-- begin GIVEN ENTRIES --

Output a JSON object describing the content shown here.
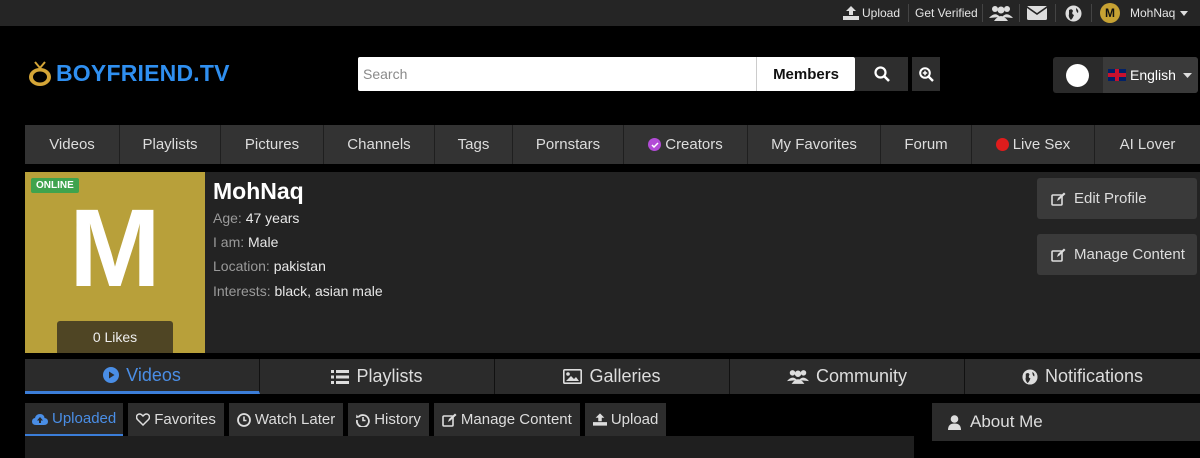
{
  "topbar": {
    "upload_label": "Upload",
    "get_verified_label": "Get Verified",
    "avatar_letter": "M",
    "username": "MohNaq"
  },
  "header": {
    "logo_text": "BOYFRIEND.TV",
    "search_placeholder": "Search",
    "search_type": "Members",
    "language": "English"
  },
  "nav": {
    "items": [
      {
        "label": "Videos"
      },
      {
        "label": "Playlists"
      },
      {
        "label": "Pictures"
      },
      {
        "label": "Channels"
      },
      {
        "label": "Tags"
      },
      {
        "label": "Pornstars"
      },
      {
        "label": "Creators",
        "dot_color": "#b24bd6"
      },
      {
        "label": "My Favorites"
      },
      {
        "label": "Forum"
      },
      {
        "label": "Live Sex",
        "dot_color": "#e01c1c"
      },
      {
        "label": "AI Lover"
      }
    ]
  },
  "profile": {
    "avatar_letter": "M",
    "status_badge": "ONLINE",
    "likes": "0 Likes",
    "name": "MohNaq",
    "age_label": "Age:",
    "age_value": "47 years",
    "iam_label": "I am:",
    "iam_value": "Male",
    "location_label": "Location:",
    "location_value": "pakistan",
    "interests_label": "Interests:",
    "interests_value": "black, asian male",
    "edit_profile_label": "Edit Profile",
    "manage_content_label": "Manage Content"
  },
  "tabs": {
    "videos": "Videos",
    "playlists": "Playlists",
    "galleries": "Galleries",
    "community": "Community",
    "notifications": "Notifications"
  },
  "subtabs": {
    "uploaded": "Uploaded",
    "favorites": "Favorites",
    "watch_later": "Watch Later",
    "history": "History",
    "manage_content": "Manage Content",
    "upload": "Upload"
  },
  "sidebar": {
    "about_me": "About Me"
  },
  "colors": {
    "accent": "#3b7dd8",
    "brand": "#2f8ff0",
    "avatar_bg": "#b8a03a",
    "online": "#3fa34d"
  }
}
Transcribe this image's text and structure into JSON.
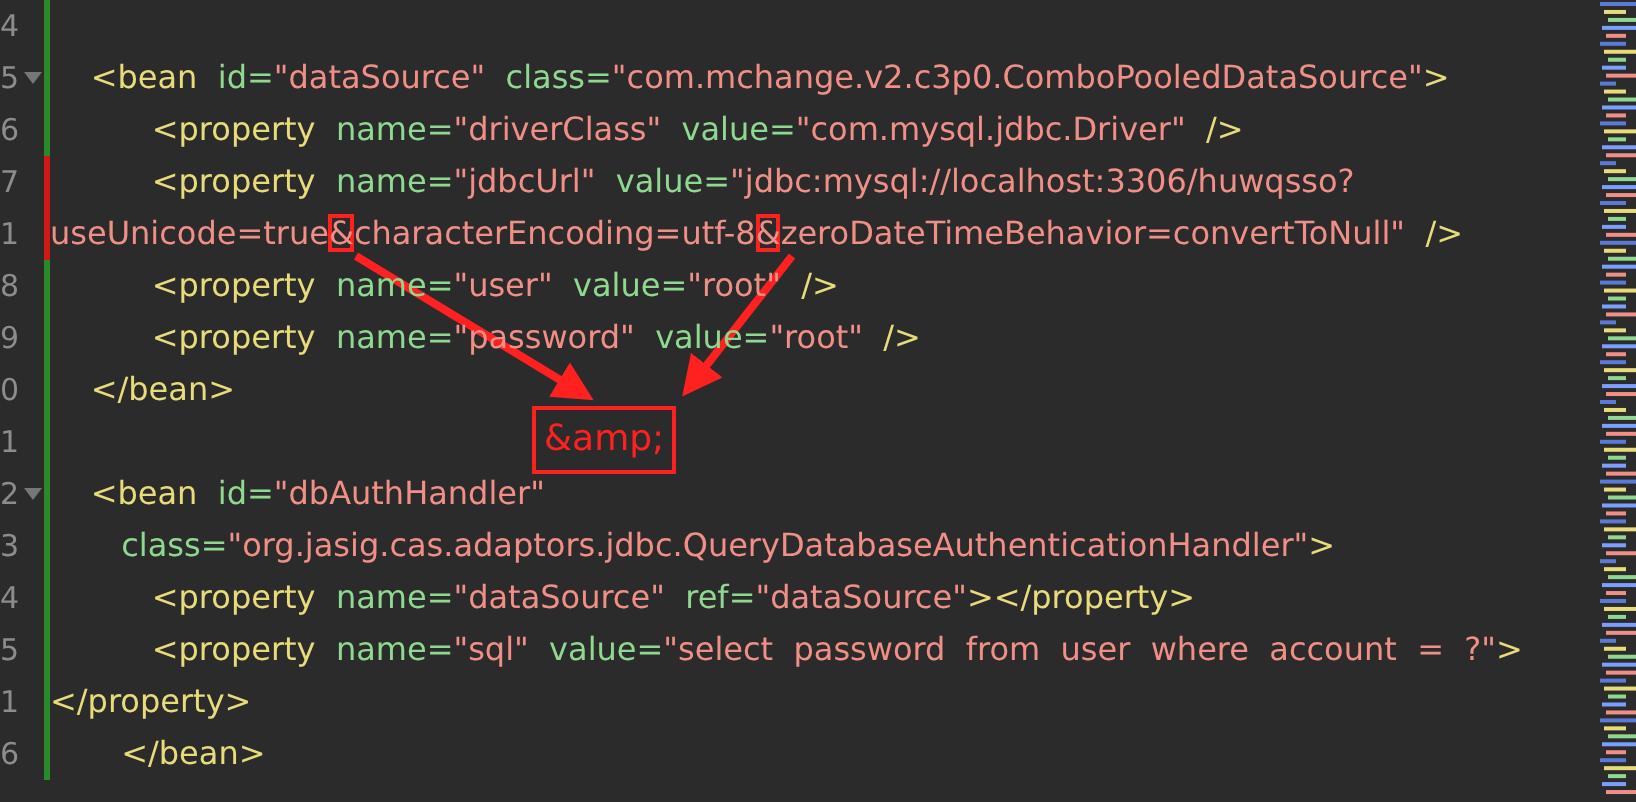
{
  "editor": {
    "lines": [
      {
        "number": "4",
        "color": "#2a8a2a",
        "foldable": false
      },
      {
        "number": "5",
        "color": "#2a8a2a",
        "foldable": true,
        "tokens": [
          {
            "kind": "tag",
            "text": "    <bean"
          },
          {
            "kind": "attr",
            "text": "  id="
          },
          {
            "kind": "value",
            "text": "\"dataSource\""
          },
          {
            "kind": "attr",
            "text": "  class="
          },
          {
            "kind": "value",
            "text": "\"com.mchange.v2.c3p0.ComboPooledDataSource\""
          },
          {
            "kind": "tag",
            "text": ">"
          }
        ]
      },
      {
        "number": "6",
        "color": "#2a8a2a",
        "foldable": false,
        "tokens": [
          {
            "kind": "tag",
            "text": "          <property"
          },
          {
            "kind": "attr",
            "text": "  name="
          },
          {
            "kind": "value",
            "text": "\"driverClass\""
          },
          {
            "kind": "attr",
            "text": "  value="
          },
          {
            "kind": "value",
            "text": "\"com.mysql.jdbc.Driver\""
          },
          {
            "kind": "tag",
            "text": "  />"
          }
        ]
      },
      {
        "number": "7",
        "color": "#d01818",
        "foldable": false,
        "tokens": [
          {
            "kind": "tag",
            "text": "          <property"
          },
          {
            "kind": "attr",
            "text": "  name="
          },
          {
            "kind": "value",
            "text": "\"jdbcUrl\""
          },
          {
            "kind": "attr",
            "text": "  value="
          },
          {
            "kind": "value",
            "text": "\"jdbc:mysql://localhost:3306/huwqsso?"
          }
        ]
      },
      {
        "number": "1",
        "color": "#d01818",
        "foldable": false,
        "tokens": [
          {
            "kind": "value",
            "text": "useUnicode=true"
          },
          {
            "kind": "value",
            "text": "&",
            "highlighted": true
          },
          {
            "kind": "value",
            "text": "characterEncoding=utf-8"
          },
          {
            "kind": "value",
            "text": "&",
            "highlighted": true
          },
          {
            "kind": "value",
            "text": "zeroDateTimeBehavior=convertToNull\""
          },
          {
            "kind": "tag",
            "text": "  />"
          }
        ]
      },
      {
        "number": "8",
        "color": "#2a8a2a",
        "foldable": false,
        "tokens": [
          {
            "kind": "tag",
            "text": "          <property"
          },
          {
            "kind": "attr",
            "text": "  name="
          },
          {
            "kind": "value",
            "text": "\"user\""
          },
          {
            "kind": "attr",
            "text": "  value="
          },
          {
            "kind": "value",
            "text": "\"root\""
          },
          {
            "kind": "tag",
            "text": "  />"
          }
        ]
      },
      {
        "number": "9",
        "color": "#2a8a2a",
        "foldable": false,
        "tokens": [
          {
            "kind": "tag",
            "text": "          <property"
          },
          {
            "kind": "attr",
            "text": "  name="
          },
          {
            "kind": "value",
            "text": "\"password\""
          },
          {
            "kind": "attr",
            "text": "  value="
          },
          {
            "kind": "value",
            "text": "\"root\""
          },
          {
            "kind": "tag",
            "text": "  />"
          }
        ]
      },
      {
        "number": "0",
        "color": "#2a8a2a",
        "foldable": false,
        "tokens": [
          {
            "kind": "tag",
            "text": "    </bean>"
          }
        ]
      },
      {
        "number": "1",
        "color": "#2a8a2a",
        "foldable": false
      },
      {
        "number": "2",
        "color": "#2a8a2a",
        "foldable": true,
        "tokens": [
          {
            "kind": "tag",
            "text": "    <bean"
          },
          {
            "kind": "attr",
            "text": "  id="
          },
          {
            "kind": "value",
            "text": "\"dbAuthHandler\""
          }
        ]
      },
      {
        "number": "3",
        "color": "#2a8a2a",
        "foldable": false,
        "tokens": [
          {
            "kind": "attr",
            "text": "       class="
          },
          {
            "kind": "value",
            "text": "\"org.jasig.cas.adaptors.jdbc.QueryDatabaseAuthenticationHandler\""
          },
          {
            "kind": "tag",
            "text": ">"
          }
        ]
      },
      {
        "number": "4",
        "color": "#2a8a2a",
        "foldable": false,
        "tokens": [
          {
            "kind": "tag",
            "text": "          <property"
          },
          {
            "kind": "attr",
            "text": "  name="
          },
          {
            "kind": "value",
            "text": "\"dataSource\""
          },
          {
            "kind": "attr",
            "text": "  ref="
          },
          {
            "kind": "value",
            "text": "\"dataSource\""
          },
          {
            "kind": "tag",
            "text": "></property>"
          }
        ]
      },
      {
        "number": "5",
        "color": "#2a8a2a",
        "foldable": false,
        "tokens": [
          {
            "kind": "tag",
            "text": "          <property"
          },
          {
            "kind": "attr",
            "text": "  name="
          },
          {
            "kind": "value",
            "text": "\"sql\""
          },
          {
            "kind": "attr",
            "text": "  value="
          },
          {
            "kind": "value",
            "text": "\"select  password  from  user  where  account  =  ?\""
          },
          {
            "kind": "tag",
            "text": ">"
          }
        ]
      },
      {
        "number": "1",
        "color": "#2a8a2a",
        "foldable": false,
        "tokens": [
          {
            "kind": "tag",
            "text": "</property>"
          }
        ]
      },
      {
        "number": "6",
        "color": "#2a8a2a",
        "foldable": false,
        "tokens": [
          {
            "kind": "tag",
            "text": "       </bean>"
          }
        ]
      }
    ]
  },
  "annotation": {
    "callout": "&amp;"
  }
}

-- end GIVEN ENTRIES --

--- WHAT IS NEEDED ---
Except for the pictures, reproduce every line exactly.

--- SOLUTION TO THE EXERCISE ---
Output a JSON object describing the content shown here.
{
  "topbar": {
    "upload_label": "Upload",
    "get_verified_label": "Get Verified",
    "avatar_letter": "M",
    "username": "MohNaq"
  },
  "header": {
    "logo_text": "BOYFRIEND.TV",
    "search_placeholder": "Search",
    "search_type": "Members",
    "language": "English"
  },
  "nav": {
    "items": [
      {
        "label": "Videos"
      },
      {
        "label": "Playlists"
      },
      {
        "label": "Pictures"
      },
      {
        "label": "Channels"
      },
      {
        "label": "Tags"
      },
      {
        "label": "Pornstars"
      },
      {
        "label": "Creators",
        "dot_color": "#b24bd6"
      },
      {
        "label": "My Favorites"
      },
      {
        "label": "Forum"
      },
      {
        "label": "Live Sex",
        "dot_color": "#e01c1c"
      },
      {
        "label": "AI Lover"
      }
    ]
  },
  "profile": {
    "avatar_letter": "M",
    "status_badge": "ONLINE",
    "likes": "0 Likes",
    "name": "MohNaq",
    "age_label": "Age:",
    "age_value": "47 years",
    "iam_label": "I am:",
    "iam_value": "Male",
    "location_label": "Location:",
    "location_value": "pakistan",
    "interests_label": "Interests:",
    "interests_value": "black, asian male",
    "edit_profile_label": "Edit Profile",
    "manage_content_label": "Manage Content"
  },
  "tabs": {
    "videos": "Videos",
    "playlists": "Playlists",
    "galleries": "Galleries",
    "community": "Community",
    "notifications": "Notifications"
  },
  "subtabs": {
    "uploaded": "Uploaded",
    "favorites": "Favorites",
    "watch_later": "Watch Later",
    "history": "History",
    "manage_content": "Manage Content",
    "upload": "Upload"
  },
  "sidebar": {
    "about_me": "About Me"
  },
  "colors": {
    "accent": "#3b7dd8",
    "brand": "#2f8ff0",
    "avatar_bg": "#b8a03a",
    "online": "#3fa34d"
  }
}
Transcribe this image's text and structure into JSON.
{
  "editor": {
    "lines": [
      {
        "number": "4",
        "color": "#2a8a2a",
        "foldable": false
      },
      {
        "number": "5",
        "color": "#2a8a2a",
        "foldable": true,
        "tokens": [
          {
            "kind": "tag",
            "text": "    <bean"
          },
          {
            "kind": "attr",
            "text": "  id="
          },
          {
            "kind": "value",
            "text": "\"dataSource\""
          },
          {
            "kind": "attr",
            "text": "  class="
          },
          {
            "kind": "value",
            "text": "\"com.mchange.v2.c3p0.ComboPooledDataSource\""
          },
          {
            "kind": "tag",
            "text": ">"
          }
        ]
      },
      {
        "number": "6",
        "color": "#2a8a2a",
        "foldable": false,
        "tokens": [
          {
            "kind": "tag",
            "text": "          <property"
          },
          {
            "kind": "attr",
            "text": "  name="
          },
          {
            "kind": "value",
            "text": "\"driverClass\""
          },
          {
            "kind": "attr",
            "text": "  value="
          },
          {
            "kind": "value",
            "text": "\"com.mysql.jdbc.Driver\""
          },
          {
            "kind": "tag",
            "text": "  />"
          }
        ]
      },
      {
        "number": "7",
        "color": "#d01818",
        "foldable": false,
        "tokens": [
          {
            "kind": "tag",
            "text": "          <property"
          },
          {
            "kind": "attr",
            "text": "  name="
          },
          {
            "kind": "value",
            "text": "\"jdbcUrl\""
          },
          {
            "kind": "attr",
            "text": "  value="
          },
          {
            "kind": "value",
            "text": "\"jdbc:mysql://localhost:3306/huwqsso?"
          }
        ]
      },
      {
        "number": "1",
        "color": "#d01818",
        "foldable": false,
        "tokens": [
          {
            "kind": "value",
            "text": "useUnicode=true"
          },
          {
            "kind": "value",
            "text": "&",
            "highlighted": true
          },
          {
            "kind": "value",
            "text": "characterEncoding=utf-8"
          },
          {
            "kind": "value",
            "text": "&",
            "highlighted": true
          },
          {
            "kind": "value",
            "text": "zeroDateTimeBehavior=convertToNull\""
          },
          {
            "kind": "tag",
            "text": "  />"
          }
        ]
      },
      {
        "number": "8",
        "color": "#2a8a2a",
        "foldable": false,
        "tokens": [
          {
            "kind": "tag",
            "text": "          <property"
          },
          {
            "kind": "attr",
            "text": "  name="
          },
          {
            "kind": "value",
            "text": "\"user\""
          },
          {
            "kind": "attr",
            "text": "  value="
          },
          {
            "kind": "value",
            "text": "\"root\""
          },
          {
            "kind": "tag",
            "text": "  />"
          }
        ]
      },
      {
        "number": "9",
        "color": "#2a8a2a",
        "foldable": false,
        "tokens": [
          {
            "kind": "tag",
            "text": "          <property"
          },
          {
            "kind": "attr",
            "text": "  name="
          },
          {
            "kind": "value",
            "text": "\"password\""
          },
          {
            "kind": "attr",
            "text": "  value="
          },
          {
            "kind": "value",
            "text": "\"root\""
          },
          {
            "kind": "tag",
            "text": "  />"
          }
        ]
      },
      {
        "number": "0",
        "color": "#2a8a2a",
        "foldable": false,
        "tokens": [
          {
            "kind": "tag",
            "text": "    </bean>"
          }
        ]
      },
      {
        "number": "1",
        "color": "#2a8a2a",
        "foldable": false
      },
      {
        "number": "2",
        "color": "#2a8a2a",
        "foldable": true,
        "tokens": [
          {
            "kind": "tag",
            "text": "    <bean"
          },
          {
            "kind": "attr",
            "text": "  id="
          },
          {
            "kind": "value",
            "text": "\"dbAuthHandler\""
          }
        ]
      },
      {
        "number": "3",
        "color": "#2a8a2a",
        "foldable": false,
        "tokens": [
          {
            "kind": "attr",
            "text": "       class="
          },
          {
            "kind": "value",
            "text": "\"org.jasig.cas.adaptors.jdbc.QueryDatabaseAuthenticationHandler\""
          },
          {
            "kind": "tag",
            "text": ">"
          }
        ]
      },
      {
        "number": "4",
        "color": "#2a8a2a",
        "foldable": false,
        "tokens": [
          {
            "kind": "tag",
            "text": "          <property"
          },
          {
            "kind": "attr",
            "text": "  name="
          },
          {
            "kind": "value",
            "text": "\"dataSource\""
          },
          {
            "kind": "attr",
            "text": "  ref="
          },
          {
            "kind": "value",
            "text": "\"dataSource\""
          },
          {
            "kind": "tag",
            "text": "></property>"
          }
        ]
      },
      {
        "number": "5",
        "color": "#2a8a2a",
        "foldable": false,
        "tokens": [
          {
            "kind": "tag",
            "text": "          <property"
          },
          {
            "kind": "attr",
            "text": "  name="
          },
          {
            "kind": "value",
            "text": "\"sql\""
          },
          {
            "kind": "attr",
            "text": "  value="
          },
          {
            "kind": "value",
            "text": "\"select  password  from  user  where  account  =  ?\""
          },
          {
            "kind": "tag",
            "text": ">"
          }
        ]
      },
      {
        "number": "1",
        "color": "#2a8a2a",
        "foldable": false,
        "tokens": [
          {
            "kind": "tag",
            "text": "</property>"
          }
        ]
      },
      {
        "number": "6",
        "color": "#2a8a2a",
        "foldable": false,
        "tokens": [
          {
            "kind": "tag",
            "text": "       </bean>"
          }
        ]
      }
    ]
  },
  "annotation": {
    "callout": "&amp;"
  }
}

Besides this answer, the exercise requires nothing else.